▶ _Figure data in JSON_
__________
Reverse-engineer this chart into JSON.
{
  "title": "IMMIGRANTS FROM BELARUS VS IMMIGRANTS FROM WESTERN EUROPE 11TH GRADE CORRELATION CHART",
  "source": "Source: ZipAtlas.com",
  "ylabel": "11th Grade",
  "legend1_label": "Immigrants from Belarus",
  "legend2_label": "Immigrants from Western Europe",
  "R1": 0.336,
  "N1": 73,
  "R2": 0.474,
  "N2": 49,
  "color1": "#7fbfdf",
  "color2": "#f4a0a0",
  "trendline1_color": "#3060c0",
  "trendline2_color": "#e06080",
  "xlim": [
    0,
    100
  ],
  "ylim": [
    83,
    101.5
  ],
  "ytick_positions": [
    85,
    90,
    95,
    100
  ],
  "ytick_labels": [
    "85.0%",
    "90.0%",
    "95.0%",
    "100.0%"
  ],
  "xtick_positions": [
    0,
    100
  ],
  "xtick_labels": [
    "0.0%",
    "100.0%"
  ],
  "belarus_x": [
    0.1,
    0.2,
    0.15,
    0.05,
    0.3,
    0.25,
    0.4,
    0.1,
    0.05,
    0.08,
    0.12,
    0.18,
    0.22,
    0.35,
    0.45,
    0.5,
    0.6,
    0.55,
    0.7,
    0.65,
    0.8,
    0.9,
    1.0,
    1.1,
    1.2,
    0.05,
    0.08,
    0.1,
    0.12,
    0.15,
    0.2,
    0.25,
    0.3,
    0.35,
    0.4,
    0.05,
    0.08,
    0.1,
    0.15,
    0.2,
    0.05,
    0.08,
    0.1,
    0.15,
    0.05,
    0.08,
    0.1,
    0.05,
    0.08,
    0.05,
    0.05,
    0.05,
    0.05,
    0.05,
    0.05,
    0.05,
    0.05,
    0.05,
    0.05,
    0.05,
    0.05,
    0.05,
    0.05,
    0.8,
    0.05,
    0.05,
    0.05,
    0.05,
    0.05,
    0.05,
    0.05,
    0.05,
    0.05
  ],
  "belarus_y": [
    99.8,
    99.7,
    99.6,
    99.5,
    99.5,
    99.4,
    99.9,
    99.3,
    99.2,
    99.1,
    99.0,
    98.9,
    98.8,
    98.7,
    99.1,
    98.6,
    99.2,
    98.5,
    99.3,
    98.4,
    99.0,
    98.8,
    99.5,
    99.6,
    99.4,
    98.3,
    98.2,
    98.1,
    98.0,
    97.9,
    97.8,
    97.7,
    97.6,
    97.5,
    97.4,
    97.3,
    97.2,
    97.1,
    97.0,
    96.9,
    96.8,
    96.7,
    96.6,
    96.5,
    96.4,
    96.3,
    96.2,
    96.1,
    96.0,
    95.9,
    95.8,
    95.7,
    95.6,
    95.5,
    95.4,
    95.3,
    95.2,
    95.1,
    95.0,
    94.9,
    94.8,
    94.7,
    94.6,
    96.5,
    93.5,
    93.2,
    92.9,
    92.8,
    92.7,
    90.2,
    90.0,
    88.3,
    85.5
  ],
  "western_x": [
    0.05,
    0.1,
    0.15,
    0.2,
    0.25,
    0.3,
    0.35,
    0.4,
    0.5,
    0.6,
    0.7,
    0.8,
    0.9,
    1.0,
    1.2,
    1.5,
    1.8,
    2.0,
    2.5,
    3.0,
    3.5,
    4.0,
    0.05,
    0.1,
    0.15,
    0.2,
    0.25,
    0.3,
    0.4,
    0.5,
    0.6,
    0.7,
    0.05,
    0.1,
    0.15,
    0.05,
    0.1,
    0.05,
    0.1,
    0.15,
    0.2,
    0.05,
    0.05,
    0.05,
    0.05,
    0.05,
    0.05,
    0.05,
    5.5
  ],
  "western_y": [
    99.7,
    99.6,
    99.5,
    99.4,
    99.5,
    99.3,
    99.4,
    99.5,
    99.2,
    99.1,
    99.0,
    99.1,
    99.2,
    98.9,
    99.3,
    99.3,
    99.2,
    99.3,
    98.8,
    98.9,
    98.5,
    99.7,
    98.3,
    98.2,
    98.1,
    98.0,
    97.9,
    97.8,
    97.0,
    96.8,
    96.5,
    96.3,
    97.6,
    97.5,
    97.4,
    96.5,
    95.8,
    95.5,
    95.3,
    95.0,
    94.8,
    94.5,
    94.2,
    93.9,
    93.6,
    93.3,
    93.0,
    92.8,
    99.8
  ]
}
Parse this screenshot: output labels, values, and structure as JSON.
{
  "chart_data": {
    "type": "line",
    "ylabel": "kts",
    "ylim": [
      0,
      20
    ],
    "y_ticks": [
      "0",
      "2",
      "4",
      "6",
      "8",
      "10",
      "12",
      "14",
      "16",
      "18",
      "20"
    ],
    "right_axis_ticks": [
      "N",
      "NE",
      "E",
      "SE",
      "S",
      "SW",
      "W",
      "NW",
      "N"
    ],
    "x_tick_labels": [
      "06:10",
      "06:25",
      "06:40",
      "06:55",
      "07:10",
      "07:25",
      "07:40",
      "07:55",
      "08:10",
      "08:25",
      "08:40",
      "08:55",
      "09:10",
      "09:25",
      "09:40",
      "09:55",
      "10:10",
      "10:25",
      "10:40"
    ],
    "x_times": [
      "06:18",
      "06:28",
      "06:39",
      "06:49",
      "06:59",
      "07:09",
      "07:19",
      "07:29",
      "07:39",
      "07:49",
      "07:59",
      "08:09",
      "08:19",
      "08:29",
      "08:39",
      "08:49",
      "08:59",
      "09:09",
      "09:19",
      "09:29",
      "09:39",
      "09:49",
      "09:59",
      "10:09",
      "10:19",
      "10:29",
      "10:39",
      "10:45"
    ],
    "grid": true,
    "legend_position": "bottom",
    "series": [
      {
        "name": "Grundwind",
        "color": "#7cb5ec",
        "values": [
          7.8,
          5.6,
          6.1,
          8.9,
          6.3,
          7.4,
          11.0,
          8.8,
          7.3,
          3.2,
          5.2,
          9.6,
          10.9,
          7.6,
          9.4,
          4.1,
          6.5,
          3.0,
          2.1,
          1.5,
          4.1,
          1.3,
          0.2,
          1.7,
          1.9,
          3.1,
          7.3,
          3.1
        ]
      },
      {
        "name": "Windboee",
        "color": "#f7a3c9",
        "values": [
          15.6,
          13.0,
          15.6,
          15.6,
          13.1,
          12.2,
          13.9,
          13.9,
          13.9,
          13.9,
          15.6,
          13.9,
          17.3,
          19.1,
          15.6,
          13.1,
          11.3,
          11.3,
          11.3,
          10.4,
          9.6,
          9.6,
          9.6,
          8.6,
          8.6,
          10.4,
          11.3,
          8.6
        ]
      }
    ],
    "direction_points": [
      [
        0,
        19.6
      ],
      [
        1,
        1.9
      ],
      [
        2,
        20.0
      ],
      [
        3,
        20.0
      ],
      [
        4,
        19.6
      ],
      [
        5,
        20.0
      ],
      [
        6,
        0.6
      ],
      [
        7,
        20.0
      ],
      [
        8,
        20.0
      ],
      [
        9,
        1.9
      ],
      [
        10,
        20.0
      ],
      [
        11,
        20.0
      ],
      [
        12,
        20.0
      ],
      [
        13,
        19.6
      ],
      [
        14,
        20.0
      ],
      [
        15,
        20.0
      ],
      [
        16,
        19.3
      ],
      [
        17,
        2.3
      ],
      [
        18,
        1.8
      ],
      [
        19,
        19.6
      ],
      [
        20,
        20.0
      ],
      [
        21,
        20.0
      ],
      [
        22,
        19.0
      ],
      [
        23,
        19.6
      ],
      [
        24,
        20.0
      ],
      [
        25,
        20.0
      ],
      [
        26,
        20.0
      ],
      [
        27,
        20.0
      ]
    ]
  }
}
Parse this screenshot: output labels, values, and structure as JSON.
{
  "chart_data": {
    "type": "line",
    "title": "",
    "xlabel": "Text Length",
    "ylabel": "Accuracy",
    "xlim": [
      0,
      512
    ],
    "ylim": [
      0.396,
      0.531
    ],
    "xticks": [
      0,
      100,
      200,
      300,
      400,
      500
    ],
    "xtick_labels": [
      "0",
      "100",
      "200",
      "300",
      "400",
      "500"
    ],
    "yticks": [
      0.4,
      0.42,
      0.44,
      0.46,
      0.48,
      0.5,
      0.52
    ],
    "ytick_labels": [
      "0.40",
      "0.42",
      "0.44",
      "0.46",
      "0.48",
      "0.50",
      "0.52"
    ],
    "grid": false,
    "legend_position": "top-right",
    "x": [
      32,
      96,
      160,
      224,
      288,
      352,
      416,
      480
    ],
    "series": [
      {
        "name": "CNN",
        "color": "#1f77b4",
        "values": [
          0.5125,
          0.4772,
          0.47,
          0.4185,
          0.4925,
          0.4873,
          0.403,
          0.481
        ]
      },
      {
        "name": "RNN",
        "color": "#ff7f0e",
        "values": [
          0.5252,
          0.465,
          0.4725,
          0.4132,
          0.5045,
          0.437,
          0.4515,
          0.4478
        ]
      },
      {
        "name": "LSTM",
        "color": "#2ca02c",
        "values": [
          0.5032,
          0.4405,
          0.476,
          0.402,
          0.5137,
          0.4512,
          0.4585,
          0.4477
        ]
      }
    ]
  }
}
__________
▶ _Given task_
Filter the entries and copy out every line with the word "name".

▶ _Result of this exercise_
        "name": "Grundwind",
        "name": "Windboee",
        "name": "CNN",
        "name": "RNN",
        "name": "LSTM",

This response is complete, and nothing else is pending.